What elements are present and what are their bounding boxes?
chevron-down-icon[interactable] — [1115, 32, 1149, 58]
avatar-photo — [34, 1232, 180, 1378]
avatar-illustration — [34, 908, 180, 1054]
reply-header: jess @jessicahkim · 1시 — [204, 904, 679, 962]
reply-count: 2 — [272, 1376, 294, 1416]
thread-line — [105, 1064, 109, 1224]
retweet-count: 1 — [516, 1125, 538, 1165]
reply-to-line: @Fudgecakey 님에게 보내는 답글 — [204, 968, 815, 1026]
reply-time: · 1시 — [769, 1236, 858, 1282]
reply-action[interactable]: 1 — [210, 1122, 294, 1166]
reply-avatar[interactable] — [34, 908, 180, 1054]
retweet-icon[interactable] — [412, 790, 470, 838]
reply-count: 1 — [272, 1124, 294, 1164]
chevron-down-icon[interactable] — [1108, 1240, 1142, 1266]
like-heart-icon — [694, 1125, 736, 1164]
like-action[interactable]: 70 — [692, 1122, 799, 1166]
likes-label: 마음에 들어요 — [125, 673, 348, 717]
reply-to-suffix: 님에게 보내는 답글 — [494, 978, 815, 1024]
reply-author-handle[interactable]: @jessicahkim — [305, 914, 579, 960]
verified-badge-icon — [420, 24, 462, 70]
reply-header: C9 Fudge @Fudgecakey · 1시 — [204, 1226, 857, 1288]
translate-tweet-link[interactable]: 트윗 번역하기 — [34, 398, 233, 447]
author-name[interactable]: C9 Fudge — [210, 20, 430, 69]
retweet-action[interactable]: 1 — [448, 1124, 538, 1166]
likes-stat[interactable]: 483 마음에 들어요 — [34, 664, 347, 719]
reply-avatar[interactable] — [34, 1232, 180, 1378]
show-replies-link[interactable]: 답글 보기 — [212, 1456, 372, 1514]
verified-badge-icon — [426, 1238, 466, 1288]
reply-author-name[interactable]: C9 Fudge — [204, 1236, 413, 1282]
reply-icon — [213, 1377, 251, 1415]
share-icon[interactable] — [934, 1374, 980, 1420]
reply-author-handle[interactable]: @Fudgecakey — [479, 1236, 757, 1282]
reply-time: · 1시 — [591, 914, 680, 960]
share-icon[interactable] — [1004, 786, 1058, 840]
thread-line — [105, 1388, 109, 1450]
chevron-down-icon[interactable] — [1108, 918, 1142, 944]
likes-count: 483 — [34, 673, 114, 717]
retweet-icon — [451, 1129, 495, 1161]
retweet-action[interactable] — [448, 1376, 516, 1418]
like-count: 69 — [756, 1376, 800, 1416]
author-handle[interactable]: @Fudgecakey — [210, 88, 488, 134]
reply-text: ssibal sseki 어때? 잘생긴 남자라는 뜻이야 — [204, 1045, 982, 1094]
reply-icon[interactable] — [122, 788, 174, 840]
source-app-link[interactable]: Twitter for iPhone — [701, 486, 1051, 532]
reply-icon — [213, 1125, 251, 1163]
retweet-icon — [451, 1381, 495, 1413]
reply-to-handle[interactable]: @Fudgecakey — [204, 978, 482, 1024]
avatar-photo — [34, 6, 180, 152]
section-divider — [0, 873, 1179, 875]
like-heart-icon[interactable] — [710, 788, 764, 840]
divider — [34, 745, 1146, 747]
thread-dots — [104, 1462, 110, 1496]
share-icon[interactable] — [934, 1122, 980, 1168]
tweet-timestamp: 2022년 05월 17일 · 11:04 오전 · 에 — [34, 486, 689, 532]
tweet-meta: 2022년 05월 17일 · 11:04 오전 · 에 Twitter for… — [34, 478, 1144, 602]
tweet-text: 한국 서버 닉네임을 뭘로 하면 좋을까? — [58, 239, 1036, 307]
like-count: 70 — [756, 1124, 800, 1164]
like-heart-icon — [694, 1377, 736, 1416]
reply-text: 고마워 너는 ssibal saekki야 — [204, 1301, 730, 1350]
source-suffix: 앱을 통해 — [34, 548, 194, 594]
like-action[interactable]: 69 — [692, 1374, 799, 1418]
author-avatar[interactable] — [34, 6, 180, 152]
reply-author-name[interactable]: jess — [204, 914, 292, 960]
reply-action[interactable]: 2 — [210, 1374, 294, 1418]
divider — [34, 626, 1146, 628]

* * *

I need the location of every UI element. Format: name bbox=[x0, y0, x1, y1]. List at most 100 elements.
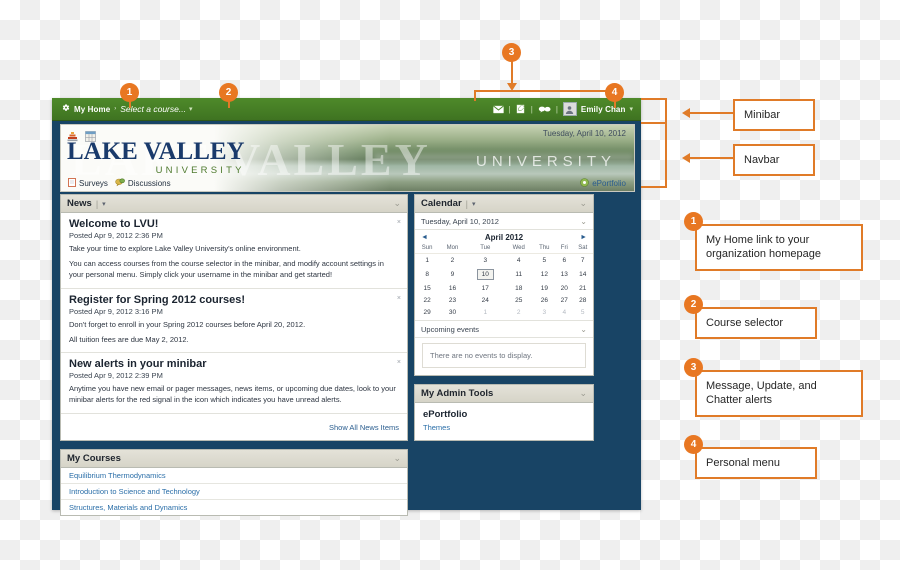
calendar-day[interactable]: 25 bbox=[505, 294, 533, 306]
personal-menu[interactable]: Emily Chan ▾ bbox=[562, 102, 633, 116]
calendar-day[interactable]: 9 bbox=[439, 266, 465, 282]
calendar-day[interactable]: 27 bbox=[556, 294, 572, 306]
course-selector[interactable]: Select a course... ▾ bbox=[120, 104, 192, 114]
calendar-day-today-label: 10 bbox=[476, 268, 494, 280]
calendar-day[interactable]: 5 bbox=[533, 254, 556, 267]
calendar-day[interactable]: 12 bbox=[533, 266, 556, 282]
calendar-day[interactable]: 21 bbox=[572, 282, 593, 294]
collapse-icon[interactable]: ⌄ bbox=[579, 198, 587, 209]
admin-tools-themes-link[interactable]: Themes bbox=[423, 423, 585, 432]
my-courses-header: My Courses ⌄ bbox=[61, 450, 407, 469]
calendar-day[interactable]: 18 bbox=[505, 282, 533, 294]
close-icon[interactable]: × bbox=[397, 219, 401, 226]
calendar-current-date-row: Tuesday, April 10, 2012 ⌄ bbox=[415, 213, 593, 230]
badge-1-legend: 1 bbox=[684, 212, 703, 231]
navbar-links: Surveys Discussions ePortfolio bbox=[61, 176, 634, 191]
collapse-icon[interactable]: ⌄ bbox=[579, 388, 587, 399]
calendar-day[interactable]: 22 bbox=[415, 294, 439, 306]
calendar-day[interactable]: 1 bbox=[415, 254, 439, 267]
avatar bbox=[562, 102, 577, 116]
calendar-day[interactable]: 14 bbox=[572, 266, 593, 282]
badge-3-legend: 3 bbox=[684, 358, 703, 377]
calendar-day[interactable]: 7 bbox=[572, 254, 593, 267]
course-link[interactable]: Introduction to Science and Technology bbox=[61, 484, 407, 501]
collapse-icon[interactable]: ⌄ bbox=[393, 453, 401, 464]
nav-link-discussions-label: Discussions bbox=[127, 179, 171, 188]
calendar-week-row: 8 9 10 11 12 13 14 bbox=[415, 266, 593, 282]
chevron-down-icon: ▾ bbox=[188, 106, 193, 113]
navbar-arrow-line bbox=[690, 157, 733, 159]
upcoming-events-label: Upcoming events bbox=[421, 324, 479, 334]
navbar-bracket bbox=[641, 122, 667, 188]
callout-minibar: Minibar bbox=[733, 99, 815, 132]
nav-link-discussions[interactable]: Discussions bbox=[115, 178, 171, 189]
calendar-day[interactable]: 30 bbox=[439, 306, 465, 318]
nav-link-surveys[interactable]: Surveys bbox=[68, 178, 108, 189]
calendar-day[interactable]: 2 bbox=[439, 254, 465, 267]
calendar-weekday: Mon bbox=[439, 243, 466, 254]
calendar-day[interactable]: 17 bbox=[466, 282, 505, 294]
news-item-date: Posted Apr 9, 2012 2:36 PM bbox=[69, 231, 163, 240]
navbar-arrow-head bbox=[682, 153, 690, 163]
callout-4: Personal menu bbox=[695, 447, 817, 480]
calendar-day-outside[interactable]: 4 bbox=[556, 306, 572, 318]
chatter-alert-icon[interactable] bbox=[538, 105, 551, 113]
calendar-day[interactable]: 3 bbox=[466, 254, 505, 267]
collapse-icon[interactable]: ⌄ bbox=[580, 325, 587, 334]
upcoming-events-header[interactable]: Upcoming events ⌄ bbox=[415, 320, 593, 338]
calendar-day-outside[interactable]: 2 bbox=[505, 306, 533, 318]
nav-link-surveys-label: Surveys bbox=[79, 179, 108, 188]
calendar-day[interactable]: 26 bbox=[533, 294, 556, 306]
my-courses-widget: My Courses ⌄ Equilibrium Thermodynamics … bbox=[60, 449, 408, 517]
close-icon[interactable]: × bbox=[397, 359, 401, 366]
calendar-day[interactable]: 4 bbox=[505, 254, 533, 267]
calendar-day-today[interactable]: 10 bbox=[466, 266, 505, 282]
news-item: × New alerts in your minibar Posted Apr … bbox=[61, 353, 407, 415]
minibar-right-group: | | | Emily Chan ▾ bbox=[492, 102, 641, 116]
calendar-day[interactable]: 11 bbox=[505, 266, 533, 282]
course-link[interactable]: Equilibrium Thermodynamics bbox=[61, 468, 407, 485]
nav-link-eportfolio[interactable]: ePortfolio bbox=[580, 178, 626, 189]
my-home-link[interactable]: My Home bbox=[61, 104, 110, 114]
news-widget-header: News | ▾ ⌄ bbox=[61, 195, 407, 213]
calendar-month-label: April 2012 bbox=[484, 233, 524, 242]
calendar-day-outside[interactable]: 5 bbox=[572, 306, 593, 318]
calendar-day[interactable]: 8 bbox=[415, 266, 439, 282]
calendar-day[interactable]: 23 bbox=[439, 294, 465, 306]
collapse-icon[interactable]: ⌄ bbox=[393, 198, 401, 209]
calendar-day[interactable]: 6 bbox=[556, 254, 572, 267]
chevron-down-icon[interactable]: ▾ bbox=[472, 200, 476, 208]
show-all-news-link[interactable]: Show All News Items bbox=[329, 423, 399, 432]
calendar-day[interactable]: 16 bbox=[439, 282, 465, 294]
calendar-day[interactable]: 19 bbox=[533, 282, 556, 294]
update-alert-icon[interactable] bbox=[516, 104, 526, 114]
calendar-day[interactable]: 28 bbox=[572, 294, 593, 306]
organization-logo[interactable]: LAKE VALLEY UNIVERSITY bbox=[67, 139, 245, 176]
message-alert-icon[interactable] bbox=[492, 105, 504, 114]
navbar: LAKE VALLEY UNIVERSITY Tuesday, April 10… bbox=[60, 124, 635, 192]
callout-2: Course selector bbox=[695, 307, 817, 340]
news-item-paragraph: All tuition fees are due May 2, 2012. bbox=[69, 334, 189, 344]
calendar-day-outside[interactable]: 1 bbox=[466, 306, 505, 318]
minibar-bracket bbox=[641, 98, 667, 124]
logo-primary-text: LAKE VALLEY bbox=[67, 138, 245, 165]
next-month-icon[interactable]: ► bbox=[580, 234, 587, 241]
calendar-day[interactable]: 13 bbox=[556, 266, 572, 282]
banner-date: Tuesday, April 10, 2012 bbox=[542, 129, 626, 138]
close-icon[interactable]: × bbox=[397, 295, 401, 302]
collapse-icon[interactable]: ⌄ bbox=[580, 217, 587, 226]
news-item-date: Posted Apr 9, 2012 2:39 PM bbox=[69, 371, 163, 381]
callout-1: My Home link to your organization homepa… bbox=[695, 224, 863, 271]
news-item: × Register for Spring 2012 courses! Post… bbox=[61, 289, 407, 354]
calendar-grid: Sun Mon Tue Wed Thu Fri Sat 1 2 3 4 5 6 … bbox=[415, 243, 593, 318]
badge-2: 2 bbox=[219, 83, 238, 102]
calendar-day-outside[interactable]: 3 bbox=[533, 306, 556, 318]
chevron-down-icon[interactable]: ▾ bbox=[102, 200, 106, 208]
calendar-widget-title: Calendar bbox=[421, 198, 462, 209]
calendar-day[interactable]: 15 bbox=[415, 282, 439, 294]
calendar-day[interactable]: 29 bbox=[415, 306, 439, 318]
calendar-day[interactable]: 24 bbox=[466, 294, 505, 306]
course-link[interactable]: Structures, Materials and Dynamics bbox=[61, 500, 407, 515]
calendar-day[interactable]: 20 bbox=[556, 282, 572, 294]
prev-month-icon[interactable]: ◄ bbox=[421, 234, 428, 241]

...

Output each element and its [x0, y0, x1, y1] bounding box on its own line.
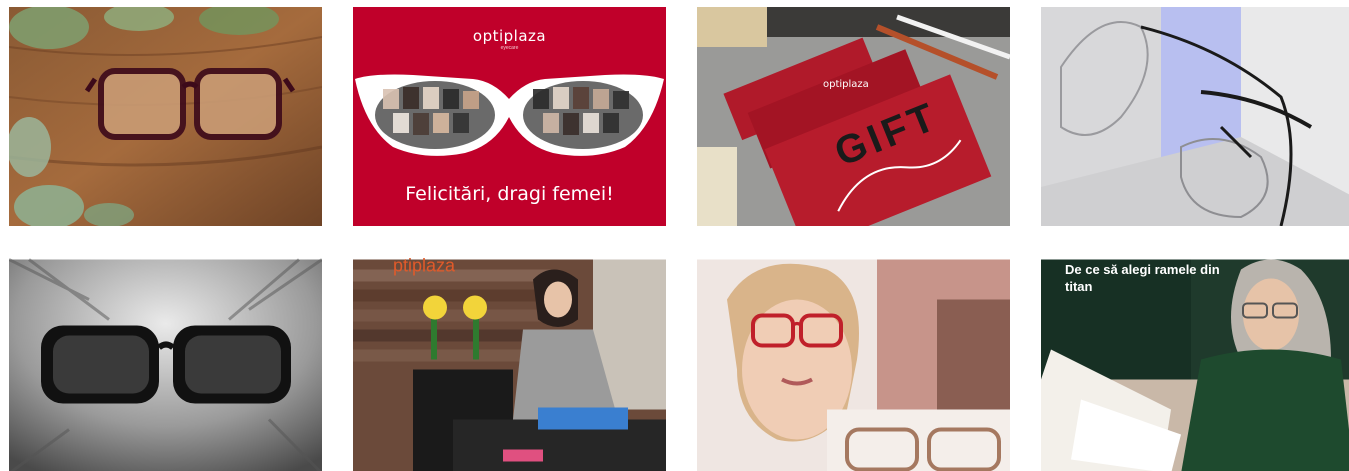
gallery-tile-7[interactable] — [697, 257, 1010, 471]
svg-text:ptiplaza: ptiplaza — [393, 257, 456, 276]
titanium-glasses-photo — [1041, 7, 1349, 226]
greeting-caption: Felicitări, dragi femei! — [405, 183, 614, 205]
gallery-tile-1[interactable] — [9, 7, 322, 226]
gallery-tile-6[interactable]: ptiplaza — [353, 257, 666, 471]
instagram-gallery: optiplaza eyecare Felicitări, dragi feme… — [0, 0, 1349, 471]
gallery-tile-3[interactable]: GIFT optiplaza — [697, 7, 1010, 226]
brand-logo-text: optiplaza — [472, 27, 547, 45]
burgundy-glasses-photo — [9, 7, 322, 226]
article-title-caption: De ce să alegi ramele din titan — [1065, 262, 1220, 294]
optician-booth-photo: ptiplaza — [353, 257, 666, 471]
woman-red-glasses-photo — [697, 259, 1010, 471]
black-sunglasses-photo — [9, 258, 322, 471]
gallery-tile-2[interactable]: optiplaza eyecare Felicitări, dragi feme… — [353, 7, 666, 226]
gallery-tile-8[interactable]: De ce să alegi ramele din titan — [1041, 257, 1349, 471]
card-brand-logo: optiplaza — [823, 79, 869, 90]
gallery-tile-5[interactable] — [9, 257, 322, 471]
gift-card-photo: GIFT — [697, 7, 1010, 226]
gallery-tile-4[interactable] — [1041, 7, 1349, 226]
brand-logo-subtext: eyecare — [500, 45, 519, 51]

** What is being asked **
Copy the entries verbatim, starting at the line containing "What elements are" and ending with the line containing "like-heart-icon — [694, 1125, 736, 1164]".

** Solution to this exercise **
What elements are present and what are their bounding boxes?
chevron-down-icon[interactable] — [1115, 32, 1149, 58]
avatar-photo — [34, 1232, 180, 1378]
avatar-illustration — [34, 908, 180, 1054]
reply-header: jess @jessicahkim · 1시 — [204, 904, 679, 962]
reply-count: 2 — [272, 1376, 294, 1416]
thread-line — [105, 1064, 109, 1224]
retweet-count: 1 — [516, 1125, 538, 1165]
reply-to-line: @Fudgecakey 님에게 보내는 답글 — [204, 968, 815, 1026]
reply-time: · 1시 — [769, 1236, 858, 1282]
reply-action[interactable]: 1 — [210, 1122, 294, 1166]
reply-avatar[interactable] — [34, 908, 180, 1054]
retweet-icon[interactable] — [412, 790, 470, 838]
reply-count: 1 — [272, 1124, 294, 1164]
chevron-down-icon[interactable] — [1108, 1240, 1142, 1266]
like-heart-icon — [694, 1125, 736, 1164]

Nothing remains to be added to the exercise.